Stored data

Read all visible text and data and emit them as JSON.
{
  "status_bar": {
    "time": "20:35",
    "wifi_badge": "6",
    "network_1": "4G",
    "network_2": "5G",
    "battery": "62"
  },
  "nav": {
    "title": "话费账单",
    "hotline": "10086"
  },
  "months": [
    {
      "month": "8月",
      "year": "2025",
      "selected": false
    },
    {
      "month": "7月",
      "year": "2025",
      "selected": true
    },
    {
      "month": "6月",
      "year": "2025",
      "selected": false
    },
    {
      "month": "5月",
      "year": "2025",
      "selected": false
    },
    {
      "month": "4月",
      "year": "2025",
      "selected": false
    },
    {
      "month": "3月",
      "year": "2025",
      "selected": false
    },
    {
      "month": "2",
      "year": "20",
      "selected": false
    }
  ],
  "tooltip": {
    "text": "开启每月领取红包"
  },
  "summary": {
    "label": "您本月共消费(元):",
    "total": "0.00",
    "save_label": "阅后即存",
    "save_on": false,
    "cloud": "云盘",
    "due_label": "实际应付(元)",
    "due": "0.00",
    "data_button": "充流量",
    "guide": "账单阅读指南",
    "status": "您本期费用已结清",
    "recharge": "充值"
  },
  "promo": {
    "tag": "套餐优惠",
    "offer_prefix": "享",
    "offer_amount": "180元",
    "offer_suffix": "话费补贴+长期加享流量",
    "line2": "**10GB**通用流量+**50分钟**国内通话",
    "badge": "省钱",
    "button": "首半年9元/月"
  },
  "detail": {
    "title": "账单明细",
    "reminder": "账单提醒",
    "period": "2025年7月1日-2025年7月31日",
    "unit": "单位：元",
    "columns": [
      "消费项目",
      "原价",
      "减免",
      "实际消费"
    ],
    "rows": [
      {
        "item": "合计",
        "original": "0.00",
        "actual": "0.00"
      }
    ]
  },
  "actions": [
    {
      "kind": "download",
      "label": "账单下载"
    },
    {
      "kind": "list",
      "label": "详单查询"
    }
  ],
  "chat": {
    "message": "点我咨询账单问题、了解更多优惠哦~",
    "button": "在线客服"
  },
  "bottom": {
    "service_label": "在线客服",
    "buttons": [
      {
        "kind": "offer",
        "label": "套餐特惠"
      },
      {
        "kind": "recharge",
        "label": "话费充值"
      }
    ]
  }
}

• Instructions to follow
From the listing above, extract every line exactly as it stands.

• Task output
Read all visible text and data and emit them as JSON.
{
  "status_bar": {
    "time": "20:35",
    "wifi_badge": "6",
    "network_1": "4G",
    "network_2": "5G",
    "battery": "62"
  },
  "nav": {
    "title": "话费账单",
    "hotline": "10086"
  },
  "months": [
    {
      "month": "8月",
      "year": "2025",
      "selected": false
    },
    {
      "month": "7月",
      "year": "2025",
      "selected": true
    },
    {
      "month": "6月",
      "year": "2025",
      "selected": false
    },
    {
      "month": "5月",
      "year": "2025",
      "selected": false
    },
    {
      "month": "4月",
      "year": "2025",
      "selected": false
    },
    {
      "month": "3月",
      "year": "2025",
      "selected": false
    },
    {
      "month": "2",
      "year": "20",
      "selected": false
    }
  ],
  "tooltip": {
    "text": "开启每月领取红包"
  },
  "summary": {
    "label": "您本月共消费(元):",
    "total": "0.00",
    "save_label": "阅后即存",
    "save_on": false,
    "cloud": "云盘",
    "due_label": "实际应付(元)",
    "due": "0.00",
    "data_button": "充流量",
    "guide": "账单阅读指南",
    "status": "您本期费用已结清",
    "recharge": "充值"
  },
  "promo": {
    "tag": "套餐优惠",
    "offer_prefix": "享",
    "offer_amount": "180元",
    "offer_suffix": "话费补贴+长期加享流量",
    "line2": "**10GB**通用流量+**50分钟**国内通话",
    "badge": "省钱",
    "button": "首半年9元/月"
  },
  "detail": {
    "title": "账单明细",
    "reminder": "账单提醒",
    "period": "2025年7月1日-2025年7月31日",
    "unit": "单位：元",
    "columns": [
      "消费项目",
      "原价",
      "减免",
      "实际消费"
    ],
    "rows": [
      {
        "item": "合计",
        "original": "0.00",
        "actual": "0.00"
      }
    ]
  },
  "actions": [
    {
      "kind": "download",
      "label": "账单下载"
    },
    {
      "kind": "list",
      "label": "详单查询"
    }
  ],
  "chat": {
    "message": "点我咨询账单问题、了解更多优惠哦~",
    "button": "在线客服"
  },
  "bottom": {
    "service_label": "在线客服",
    "buttons": [
      {
        "kind": "offer",
        "label": "套餐特惠"
      },
      {
        "kind": "recharge",
        "label": "话费充值"
      }
    ]
  }
}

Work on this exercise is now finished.